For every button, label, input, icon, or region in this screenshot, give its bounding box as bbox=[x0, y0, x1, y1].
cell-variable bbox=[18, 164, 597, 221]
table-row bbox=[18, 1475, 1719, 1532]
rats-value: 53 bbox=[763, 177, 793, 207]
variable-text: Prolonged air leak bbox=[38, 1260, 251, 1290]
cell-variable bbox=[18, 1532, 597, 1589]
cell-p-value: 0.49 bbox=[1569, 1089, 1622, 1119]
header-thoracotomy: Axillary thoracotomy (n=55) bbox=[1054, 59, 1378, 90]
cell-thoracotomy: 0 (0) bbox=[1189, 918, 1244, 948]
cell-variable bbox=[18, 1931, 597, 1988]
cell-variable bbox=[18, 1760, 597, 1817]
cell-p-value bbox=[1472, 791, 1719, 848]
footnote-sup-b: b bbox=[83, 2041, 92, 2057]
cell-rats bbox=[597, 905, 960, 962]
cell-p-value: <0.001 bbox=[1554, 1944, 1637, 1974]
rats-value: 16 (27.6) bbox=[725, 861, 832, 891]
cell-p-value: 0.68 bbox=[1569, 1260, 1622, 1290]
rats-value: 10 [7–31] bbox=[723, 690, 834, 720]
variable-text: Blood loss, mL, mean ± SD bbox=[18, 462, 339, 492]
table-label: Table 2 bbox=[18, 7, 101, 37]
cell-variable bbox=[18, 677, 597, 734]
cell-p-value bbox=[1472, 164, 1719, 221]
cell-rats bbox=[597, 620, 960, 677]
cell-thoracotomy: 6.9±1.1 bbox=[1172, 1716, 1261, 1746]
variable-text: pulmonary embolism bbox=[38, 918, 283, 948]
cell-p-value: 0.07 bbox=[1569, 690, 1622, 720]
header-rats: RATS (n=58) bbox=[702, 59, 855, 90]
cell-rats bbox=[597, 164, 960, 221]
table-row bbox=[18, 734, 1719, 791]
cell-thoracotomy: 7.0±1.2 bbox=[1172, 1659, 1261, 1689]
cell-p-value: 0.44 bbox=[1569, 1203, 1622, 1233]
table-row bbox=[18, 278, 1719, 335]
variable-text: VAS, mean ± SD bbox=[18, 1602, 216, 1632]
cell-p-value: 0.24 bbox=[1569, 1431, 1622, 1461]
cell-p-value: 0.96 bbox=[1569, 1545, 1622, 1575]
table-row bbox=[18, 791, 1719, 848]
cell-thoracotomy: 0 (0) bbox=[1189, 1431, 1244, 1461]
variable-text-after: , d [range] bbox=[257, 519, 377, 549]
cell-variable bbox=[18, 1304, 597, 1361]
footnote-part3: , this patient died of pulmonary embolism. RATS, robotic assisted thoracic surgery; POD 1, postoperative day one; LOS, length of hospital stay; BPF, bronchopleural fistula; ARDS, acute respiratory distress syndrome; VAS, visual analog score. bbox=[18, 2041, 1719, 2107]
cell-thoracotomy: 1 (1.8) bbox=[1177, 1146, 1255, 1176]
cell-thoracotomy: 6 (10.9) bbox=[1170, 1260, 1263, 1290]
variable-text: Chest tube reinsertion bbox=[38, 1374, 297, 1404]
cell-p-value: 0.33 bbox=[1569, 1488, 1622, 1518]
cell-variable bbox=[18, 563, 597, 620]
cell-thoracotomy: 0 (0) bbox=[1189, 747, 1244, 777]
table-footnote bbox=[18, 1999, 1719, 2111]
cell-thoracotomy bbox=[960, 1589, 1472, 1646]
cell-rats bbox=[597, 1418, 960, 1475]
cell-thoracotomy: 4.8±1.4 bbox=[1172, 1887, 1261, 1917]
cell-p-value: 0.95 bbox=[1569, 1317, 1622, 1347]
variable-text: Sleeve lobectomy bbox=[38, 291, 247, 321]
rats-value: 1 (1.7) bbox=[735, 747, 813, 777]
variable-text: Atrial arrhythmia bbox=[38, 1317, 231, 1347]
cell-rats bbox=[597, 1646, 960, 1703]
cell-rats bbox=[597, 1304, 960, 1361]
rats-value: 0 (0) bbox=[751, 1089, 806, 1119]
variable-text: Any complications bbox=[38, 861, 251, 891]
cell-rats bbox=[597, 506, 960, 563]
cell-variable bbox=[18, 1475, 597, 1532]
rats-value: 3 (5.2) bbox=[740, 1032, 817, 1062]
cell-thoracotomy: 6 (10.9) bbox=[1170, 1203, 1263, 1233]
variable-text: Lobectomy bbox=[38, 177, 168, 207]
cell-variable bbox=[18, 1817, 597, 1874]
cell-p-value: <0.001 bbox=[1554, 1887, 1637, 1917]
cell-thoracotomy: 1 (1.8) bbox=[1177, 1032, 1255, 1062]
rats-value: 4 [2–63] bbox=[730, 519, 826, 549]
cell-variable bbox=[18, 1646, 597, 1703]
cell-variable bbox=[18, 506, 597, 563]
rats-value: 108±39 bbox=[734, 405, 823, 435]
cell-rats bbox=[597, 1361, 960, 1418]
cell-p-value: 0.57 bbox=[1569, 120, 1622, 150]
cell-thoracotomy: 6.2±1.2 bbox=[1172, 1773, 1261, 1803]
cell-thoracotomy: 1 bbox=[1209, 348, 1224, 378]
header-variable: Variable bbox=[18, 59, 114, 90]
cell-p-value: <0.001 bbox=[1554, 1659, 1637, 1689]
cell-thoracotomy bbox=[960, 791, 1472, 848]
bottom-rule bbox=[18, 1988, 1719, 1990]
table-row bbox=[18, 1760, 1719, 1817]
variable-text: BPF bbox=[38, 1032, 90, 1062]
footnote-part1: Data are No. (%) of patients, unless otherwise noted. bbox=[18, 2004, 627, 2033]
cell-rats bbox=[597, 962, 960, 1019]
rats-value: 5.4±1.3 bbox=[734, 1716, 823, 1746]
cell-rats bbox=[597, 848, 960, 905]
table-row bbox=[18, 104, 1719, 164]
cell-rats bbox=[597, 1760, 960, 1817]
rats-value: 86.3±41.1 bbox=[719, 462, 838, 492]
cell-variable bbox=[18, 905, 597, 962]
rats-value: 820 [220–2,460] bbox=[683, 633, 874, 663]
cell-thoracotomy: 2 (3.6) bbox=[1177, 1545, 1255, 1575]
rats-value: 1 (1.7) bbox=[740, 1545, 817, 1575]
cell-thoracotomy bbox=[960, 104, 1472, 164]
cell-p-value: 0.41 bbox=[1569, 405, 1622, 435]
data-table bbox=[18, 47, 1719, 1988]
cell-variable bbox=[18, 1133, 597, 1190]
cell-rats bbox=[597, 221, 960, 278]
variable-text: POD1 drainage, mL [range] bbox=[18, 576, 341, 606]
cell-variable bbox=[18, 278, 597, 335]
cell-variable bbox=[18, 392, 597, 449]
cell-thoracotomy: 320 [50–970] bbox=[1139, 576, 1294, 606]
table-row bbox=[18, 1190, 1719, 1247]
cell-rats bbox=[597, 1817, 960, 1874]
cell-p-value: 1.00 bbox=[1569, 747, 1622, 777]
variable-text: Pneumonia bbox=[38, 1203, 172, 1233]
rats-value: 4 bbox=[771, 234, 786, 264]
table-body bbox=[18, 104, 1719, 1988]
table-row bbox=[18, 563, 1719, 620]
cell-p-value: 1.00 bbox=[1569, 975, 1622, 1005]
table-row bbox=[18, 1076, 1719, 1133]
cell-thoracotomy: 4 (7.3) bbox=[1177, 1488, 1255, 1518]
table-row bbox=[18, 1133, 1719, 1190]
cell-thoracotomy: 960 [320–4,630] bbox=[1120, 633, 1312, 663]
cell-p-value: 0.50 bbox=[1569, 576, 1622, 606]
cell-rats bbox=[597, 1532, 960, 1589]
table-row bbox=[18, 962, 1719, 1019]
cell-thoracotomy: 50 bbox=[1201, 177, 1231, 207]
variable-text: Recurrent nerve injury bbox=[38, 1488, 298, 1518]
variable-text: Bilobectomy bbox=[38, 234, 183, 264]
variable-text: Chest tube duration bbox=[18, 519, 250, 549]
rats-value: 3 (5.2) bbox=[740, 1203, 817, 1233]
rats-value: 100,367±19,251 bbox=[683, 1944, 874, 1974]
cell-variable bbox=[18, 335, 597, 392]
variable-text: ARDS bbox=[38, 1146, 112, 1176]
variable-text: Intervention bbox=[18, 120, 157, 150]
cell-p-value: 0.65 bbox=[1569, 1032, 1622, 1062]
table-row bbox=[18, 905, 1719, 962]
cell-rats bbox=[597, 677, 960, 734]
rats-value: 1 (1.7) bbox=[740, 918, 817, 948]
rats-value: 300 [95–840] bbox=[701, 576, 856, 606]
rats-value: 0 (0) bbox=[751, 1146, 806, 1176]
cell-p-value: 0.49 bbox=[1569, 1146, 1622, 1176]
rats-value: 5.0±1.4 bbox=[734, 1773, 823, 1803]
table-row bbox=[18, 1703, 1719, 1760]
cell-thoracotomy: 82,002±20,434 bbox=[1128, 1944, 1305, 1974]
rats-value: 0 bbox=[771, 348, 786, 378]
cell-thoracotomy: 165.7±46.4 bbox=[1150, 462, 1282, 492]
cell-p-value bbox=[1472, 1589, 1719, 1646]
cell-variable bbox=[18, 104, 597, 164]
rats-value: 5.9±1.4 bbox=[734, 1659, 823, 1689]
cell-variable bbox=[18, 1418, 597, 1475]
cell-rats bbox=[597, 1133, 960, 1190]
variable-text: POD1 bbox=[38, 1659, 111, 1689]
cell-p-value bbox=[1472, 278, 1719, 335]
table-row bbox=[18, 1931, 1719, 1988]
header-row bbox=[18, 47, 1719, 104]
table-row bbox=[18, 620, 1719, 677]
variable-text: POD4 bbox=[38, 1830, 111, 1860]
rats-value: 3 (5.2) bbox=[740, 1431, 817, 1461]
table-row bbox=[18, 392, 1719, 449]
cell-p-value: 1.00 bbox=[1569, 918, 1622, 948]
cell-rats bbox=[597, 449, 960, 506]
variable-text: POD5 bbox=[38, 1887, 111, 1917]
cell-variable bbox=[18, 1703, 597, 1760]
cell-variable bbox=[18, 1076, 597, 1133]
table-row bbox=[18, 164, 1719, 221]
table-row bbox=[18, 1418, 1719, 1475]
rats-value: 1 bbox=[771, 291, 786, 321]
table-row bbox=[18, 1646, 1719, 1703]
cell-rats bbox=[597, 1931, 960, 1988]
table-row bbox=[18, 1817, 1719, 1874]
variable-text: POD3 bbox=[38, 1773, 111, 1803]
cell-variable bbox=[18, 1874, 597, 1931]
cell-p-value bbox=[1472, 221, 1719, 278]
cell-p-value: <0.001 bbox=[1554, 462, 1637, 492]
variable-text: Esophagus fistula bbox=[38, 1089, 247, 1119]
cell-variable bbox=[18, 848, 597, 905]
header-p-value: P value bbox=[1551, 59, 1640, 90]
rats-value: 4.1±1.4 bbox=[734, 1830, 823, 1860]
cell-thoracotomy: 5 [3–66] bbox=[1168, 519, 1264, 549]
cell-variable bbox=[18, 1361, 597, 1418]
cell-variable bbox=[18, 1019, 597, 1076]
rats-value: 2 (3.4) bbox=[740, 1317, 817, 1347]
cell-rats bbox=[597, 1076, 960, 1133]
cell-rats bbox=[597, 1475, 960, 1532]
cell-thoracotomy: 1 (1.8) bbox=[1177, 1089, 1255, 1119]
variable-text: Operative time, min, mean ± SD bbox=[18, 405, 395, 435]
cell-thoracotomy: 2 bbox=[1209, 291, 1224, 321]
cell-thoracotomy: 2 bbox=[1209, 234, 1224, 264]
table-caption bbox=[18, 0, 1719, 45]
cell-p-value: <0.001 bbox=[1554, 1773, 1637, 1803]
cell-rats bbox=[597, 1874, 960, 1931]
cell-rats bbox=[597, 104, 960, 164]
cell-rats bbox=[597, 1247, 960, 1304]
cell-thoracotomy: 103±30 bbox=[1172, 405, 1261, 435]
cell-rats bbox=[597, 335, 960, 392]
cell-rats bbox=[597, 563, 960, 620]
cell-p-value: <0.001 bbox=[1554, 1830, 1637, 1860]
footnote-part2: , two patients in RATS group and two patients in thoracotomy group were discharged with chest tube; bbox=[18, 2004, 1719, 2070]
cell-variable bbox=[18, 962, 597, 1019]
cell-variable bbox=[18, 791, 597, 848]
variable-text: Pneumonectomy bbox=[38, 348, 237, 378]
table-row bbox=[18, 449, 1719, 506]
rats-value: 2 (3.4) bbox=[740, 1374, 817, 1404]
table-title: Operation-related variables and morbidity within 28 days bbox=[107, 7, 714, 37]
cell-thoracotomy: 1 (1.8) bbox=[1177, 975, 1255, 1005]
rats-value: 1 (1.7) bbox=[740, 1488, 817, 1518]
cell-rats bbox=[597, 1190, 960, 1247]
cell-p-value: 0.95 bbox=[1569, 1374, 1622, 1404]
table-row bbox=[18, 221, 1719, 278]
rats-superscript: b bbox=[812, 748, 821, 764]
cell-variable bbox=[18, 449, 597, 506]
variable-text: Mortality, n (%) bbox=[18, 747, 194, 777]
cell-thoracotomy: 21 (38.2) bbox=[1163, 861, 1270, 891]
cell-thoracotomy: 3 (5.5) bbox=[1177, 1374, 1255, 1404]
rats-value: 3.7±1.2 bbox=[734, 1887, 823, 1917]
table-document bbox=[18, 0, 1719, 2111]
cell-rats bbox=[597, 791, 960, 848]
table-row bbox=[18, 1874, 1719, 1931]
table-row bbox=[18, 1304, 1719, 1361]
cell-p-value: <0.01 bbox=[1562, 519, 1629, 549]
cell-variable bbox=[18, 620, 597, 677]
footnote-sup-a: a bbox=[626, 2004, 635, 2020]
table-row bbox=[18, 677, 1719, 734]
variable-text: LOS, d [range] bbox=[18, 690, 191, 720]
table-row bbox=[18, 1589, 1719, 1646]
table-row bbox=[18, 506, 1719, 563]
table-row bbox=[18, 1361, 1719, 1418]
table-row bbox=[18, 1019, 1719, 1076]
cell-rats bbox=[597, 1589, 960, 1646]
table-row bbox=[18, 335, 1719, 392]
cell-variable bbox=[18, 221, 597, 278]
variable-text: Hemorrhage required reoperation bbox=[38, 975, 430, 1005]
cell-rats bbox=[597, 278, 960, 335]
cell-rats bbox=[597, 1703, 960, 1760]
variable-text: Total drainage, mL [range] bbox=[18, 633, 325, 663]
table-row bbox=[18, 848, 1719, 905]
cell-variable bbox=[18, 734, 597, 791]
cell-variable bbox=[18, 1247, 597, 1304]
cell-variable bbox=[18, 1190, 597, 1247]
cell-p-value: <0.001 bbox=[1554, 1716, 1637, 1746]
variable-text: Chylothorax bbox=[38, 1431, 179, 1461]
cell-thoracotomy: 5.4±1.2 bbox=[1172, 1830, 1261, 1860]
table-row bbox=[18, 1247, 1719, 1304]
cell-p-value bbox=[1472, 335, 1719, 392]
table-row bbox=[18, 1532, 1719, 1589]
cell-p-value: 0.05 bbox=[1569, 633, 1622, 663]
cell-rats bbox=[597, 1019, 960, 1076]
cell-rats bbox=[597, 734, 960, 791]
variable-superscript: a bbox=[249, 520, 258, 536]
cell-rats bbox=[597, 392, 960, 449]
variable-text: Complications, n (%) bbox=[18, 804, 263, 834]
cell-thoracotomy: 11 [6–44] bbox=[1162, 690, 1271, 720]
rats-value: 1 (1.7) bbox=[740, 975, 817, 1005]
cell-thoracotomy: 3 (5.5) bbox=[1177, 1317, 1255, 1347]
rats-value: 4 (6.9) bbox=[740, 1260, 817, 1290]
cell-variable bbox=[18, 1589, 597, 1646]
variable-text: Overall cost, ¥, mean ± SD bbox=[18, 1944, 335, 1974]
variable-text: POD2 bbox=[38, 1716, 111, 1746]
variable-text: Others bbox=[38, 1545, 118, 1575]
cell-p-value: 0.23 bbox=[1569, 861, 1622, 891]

WHAT TO PRODUCE =
Report the tally of lines in the material holding "range", and add nothing to it.

SOLUTION TO THE PROBLEM =
4